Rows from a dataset

-- begin --

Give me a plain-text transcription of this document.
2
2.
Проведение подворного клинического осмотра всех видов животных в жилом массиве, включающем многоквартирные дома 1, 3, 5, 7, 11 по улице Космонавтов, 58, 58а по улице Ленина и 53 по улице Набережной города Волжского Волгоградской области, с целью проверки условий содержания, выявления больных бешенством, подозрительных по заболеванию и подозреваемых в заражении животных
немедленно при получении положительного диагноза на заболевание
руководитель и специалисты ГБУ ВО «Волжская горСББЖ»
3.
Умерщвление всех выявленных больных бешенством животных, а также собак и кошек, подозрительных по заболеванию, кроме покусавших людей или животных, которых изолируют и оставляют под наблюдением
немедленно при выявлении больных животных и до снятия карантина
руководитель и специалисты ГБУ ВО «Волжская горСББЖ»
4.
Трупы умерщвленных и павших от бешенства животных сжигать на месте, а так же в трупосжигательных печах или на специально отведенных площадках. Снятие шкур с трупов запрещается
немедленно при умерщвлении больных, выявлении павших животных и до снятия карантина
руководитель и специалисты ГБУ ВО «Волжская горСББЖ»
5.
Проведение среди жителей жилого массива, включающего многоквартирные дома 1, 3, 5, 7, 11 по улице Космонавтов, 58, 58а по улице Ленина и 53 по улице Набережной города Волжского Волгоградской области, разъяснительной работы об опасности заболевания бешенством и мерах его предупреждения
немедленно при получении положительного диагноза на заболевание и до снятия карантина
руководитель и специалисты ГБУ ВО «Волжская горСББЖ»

-- end --

**TO BE DONE**
Scan the material above. Copy each line where "выявлении" occurs.

**WRITTEN RESPONSE**
немедленно при выявлении больных животных и до снятия карантина
немедленно при умерщвлении больных, выявлении павших животных и до снятия карантина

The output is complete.